WHAT TO DO
Return each entry exactly, omitting nothing.

TASK MATERIAL
•••

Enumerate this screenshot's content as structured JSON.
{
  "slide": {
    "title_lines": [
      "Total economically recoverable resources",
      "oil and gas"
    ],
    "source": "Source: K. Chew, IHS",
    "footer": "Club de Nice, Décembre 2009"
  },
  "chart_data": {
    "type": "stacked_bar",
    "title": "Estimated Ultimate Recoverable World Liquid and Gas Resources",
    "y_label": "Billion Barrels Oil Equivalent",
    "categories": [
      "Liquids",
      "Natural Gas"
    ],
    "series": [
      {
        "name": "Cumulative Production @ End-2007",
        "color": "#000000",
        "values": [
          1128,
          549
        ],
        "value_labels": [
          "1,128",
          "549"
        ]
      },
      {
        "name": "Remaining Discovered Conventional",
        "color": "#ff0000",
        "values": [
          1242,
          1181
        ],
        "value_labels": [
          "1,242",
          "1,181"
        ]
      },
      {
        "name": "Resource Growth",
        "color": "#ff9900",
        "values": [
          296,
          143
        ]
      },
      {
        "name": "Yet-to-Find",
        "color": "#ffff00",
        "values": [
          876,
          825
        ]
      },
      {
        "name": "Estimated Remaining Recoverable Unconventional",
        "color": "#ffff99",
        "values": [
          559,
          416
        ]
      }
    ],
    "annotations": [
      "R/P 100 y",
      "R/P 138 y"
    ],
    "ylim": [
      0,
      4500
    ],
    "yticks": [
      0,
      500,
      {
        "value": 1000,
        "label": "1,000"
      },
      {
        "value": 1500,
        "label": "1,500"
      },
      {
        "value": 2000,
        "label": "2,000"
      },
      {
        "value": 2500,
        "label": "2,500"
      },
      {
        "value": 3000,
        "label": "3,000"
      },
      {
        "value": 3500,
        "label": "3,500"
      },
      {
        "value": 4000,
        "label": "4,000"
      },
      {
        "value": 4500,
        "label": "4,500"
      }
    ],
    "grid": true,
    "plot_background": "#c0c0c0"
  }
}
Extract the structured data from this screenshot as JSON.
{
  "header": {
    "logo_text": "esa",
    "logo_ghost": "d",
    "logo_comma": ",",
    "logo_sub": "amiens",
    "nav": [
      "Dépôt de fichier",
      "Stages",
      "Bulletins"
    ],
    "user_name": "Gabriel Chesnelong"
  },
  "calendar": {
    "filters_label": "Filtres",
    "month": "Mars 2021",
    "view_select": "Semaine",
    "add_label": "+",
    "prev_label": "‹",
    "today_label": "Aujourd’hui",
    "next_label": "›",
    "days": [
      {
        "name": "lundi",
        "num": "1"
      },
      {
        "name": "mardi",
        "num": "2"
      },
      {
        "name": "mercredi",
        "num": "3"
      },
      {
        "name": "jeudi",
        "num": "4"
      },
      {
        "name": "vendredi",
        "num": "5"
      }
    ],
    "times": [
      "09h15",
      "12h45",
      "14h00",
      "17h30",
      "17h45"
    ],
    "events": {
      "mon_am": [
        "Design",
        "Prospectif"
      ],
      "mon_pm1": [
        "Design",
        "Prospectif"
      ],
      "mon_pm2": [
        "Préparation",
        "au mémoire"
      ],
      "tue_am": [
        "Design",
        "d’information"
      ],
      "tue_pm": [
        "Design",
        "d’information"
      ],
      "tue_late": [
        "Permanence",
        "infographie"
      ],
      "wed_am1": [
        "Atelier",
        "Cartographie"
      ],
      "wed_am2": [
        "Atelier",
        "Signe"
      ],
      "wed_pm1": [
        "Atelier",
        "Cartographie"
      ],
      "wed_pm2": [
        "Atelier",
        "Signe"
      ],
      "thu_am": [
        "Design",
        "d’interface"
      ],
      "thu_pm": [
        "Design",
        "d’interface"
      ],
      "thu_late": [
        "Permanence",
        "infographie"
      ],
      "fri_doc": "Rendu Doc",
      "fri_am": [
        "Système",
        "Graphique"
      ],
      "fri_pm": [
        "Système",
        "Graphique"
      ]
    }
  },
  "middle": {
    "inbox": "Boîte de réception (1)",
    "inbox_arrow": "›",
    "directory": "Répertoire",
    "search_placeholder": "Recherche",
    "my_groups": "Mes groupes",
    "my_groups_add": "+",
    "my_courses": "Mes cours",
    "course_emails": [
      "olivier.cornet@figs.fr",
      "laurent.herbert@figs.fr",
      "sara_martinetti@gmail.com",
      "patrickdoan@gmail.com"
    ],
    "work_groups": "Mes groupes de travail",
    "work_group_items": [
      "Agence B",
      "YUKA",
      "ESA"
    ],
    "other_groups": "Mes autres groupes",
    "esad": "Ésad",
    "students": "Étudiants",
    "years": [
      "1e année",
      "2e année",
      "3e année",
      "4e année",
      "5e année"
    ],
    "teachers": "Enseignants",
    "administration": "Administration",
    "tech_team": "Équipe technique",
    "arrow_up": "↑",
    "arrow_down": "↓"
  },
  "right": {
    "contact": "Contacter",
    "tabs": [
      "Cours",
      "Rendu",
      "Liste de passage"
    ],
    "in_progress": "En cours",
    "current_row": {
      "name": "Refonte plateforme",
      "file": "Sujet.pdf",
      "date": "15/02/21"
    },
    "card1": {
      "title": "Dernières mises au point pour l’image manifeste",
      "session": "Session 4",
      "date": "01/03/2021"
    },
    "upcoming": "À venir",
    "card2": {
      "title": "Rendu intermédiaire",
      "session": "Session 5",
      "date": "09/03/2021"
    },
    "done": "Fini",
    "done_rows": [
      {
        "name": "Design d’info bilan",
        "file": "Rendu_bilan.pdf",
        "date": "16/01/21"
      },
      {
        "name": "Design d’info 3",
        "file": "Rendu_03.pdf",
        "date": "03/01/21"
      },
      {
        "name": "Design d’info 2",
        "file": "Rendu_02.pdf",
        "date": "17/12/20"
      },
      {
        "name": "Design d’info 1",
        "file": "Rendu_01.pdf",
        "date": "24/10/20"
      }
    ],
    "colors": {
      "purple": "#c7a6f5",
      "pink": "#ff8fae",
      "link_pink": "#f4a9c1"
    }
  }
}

•••

WRITTEN SOLUTION
Enumerate this screenshot's content as structured JSON.
{
  "slide": {
    "title_lines": [
      "Total economically recoverable resources",
      "oil and gas"
    ],
    "source": "Source: K. Chew, IHS",
    "footer": "Club de Nice, Décembre 2009"
  },
  "chart_data": {
    "type": "stacked_bar",
    "title": "Estimated Ultimate Recoverable World Liquid and Gas Resources",
    "y_label": "Billion Barrels Oil Equivalent",
    "categories": [
      "Liquids",
      "Natural Gas"
    ],
    "series": [
      {
        "name": "Cumulative Production @ End-2007",
        "color": "#000000",
        "values": [
          1128,
          549
        ],
        "value_labels": [
          "1,128",
          "549"
        ]
      },
      {
        "name": "Remaining Discovered Conventional",
        "color": "#ff0000",
        "values": [
          1242,
          1181
        ],
        "value_labels": [
          "1,242",
          "1,181"
        ]
      },
      {
        "name": "Resource Growth",
        "color": "#ff9900",
        "values": [
          296,
          143
        ]
      },
      {
        "name": "Yet-to-Find",
        "color": "#ffff00",
        "values": [
          876,
          825
        ]
      },
      {
        "name": "Estimated Remaining Recoverable Unconventional",
        "color": "#ffff99",
        "values": [
          559,
          416
        ]
      }
    ],
    "annotations": [
      "R/P 100 y",
      "R/P 138 y"
    ],
    "ylim": [
      0,
      4500
    ],
    "yticks": [
      0,
      500,
      {
        "value": 1000,
        "label": "1,000"
      },
      {
        "value": 1500,
        "label": "1,500"
      },
      {
        "value": 2000,
        "label": "2,000"
      },
      {
        "value": 2500,
        "label": "2,500"
      },
      {
        "value": 3000,
        "label": "3,000"
      },
      {
        "value": 3500,
        "label": "3,500"
      },
      {
        "value": 4000,
        "label": "4,000"
      },
      {
        "value": 4500,
        "label": "4,500"
      }
    ],
    "grid": true,
    "plot_background": "#c0c0c0"
  }
}
Extract the structured data from this screenshot as JSON.
{
  "header": {
    "logo_text": "esa",
    "logo_ghost": "d",
    "logo_comma": ",",
    "logo_sub": "amiens",
    "nav": [
      "Dépôt de fichier",
      "Stages",
      "Bulletins"
    ],
    "user_name": "Gabriel Chesnelong"
  },
  "calendar": {
    "filters_label": "Filtres",
    "month": "Mars 2021",
    "view_select": "Semaine",
    "add_label": "+",
    "prev_label": "‹",
    "today_label": "Aujourd’hui",
    "next_label": "›",
    "days": [
      {
        "name": "lundi",
        "num": "1"
      },
      {
        "name": "mardi",
        "num": "2"
      },
      {
        "name": "mercredi",
        "num": "3"
      },
      {
        "name": "jeudi",
        "num": "4"
      },
      {
        "name": "vendredi",
        "num": "5"
      }
    ],
    "times": [
      "09h15",
      "12h45",
      "14h00",
      "17h30",
      "17h45"
    ],
    "events": {
      "mon_am": [
        "Design",
        "Prospectif"
      ],
      "mon_pm1": [
        "Design",
        "Prospectif"
      ],
      "mon_pm2": [
        "Préparation",
        "au mémoire"
      ],
      "tue_am": [
        "Design",
        "d’information"
      ],
      "tue_pm": [
        "Design",
        "d’information"
      ],
      "tue_late": [
        "Permanence",
        "infographie"
      ],
      "wed_am1": [
        "Atelier",
        "Cartographie"
      ],
      "wed_am2": [
        "Atelier",
        "Signe"
      ],
      "wed_pm1": [
        "Atelier",
        "Cartographie"
      ],
      "wed_pm2": [
        "Atelier",
        "Signe"
      ],
      "thu_am": [
        "Design",
        "d’interface"
      ],
      "thu_pm": [
        "Design",
        "d’interface"
      ],
      "thu_late": [
        "Permanence",
        "infographie"
      ],
      "fri_doc": "Rendu Doc",
      "fri_am": [
        "Système",
        "Graphique"
      ],
      "fri_pm": [
        "Système",
        "Graphique"
      ]
    }
  },
  "middle": {
    "inbox": "Boîte de réception (1)",
    "inbox_arrow": "›",
    "directory": "Répertoire",
    "search_placeholder": "Recherche",
    "my_groups": "Mes groupes",
    "my_groups_add": "+",
    "my_courses": "Mes cours",
    "course_emails": [
      "olivier.cornet@figs.fr",
      "laurent.herbert@figs.fr",
      "sara_martinetti@gmail.com",
      "patrickdoan@gmail.com"
    ],
    "work_groups": "Mes groupes de travail",
    "work_group_items": [
      "Agence B",
      "YUKA",
      "ESA"
    ],
    "other_groups": "Mes autres groupes",
    "esad": "Ésad",
    "students": "Étudiants",
    "years": [
      "1e année",
      "2e année",
      "3e année",
      "4e année",
      "5e année"
    ],
    "teachers": "Enseignants",
    "administration": "Administration",
    "tech_team": "Équipe technique",
    "arrow_up": "↑",
    "arrow_down": "↓"
  },
  "right": {
    "contact": "Contacter",
    "tabs": [
      "Cours",
      "Rendu",
      "Liste de passage"
    ],
    "in_progress": "En cours",
    "current_row": {
      "name": "Refonte plateforme",
      "file": "Sujet.pdf",
      "date": "15/02/21"
    },
    "card1": {
      "title": "Dernières mises au point pour l’image manifeste",
      "session": "Session 4",
      "date": "01/03/2021"
    },
    "upcoming": "À venir",
    "card2": {
      "title": "Rendu intermédiaire",
      "session": "Session 5",
      "date": "09/03/2021"
    },
    "done": "Fini",
    "done_rows": [
      {
        "name": "Design d’info bilan",
        "file": "Rendu_bilan.pdf",
        "date": "16/01/21"
      },
      {
        "name": "Design d’info 3",
        "file": "Rendu_03.pdf",
        "date": "03/01/21"
      },
      {
        "name": "Design d’info 2",
        "file": "Rendu_02.pdf",
        "date": "17/12/20"
      },
      {
        "name": "Design d’info 1",
        "file": "Rendu_01.pdf",
        "date": "24/10/20"
      }
    ],
    "colors": {
      "purple": "#c7a6f5",
      "pink": "#ff8fae",
      "link_pink": "#f4a9c1"
    }
  }
}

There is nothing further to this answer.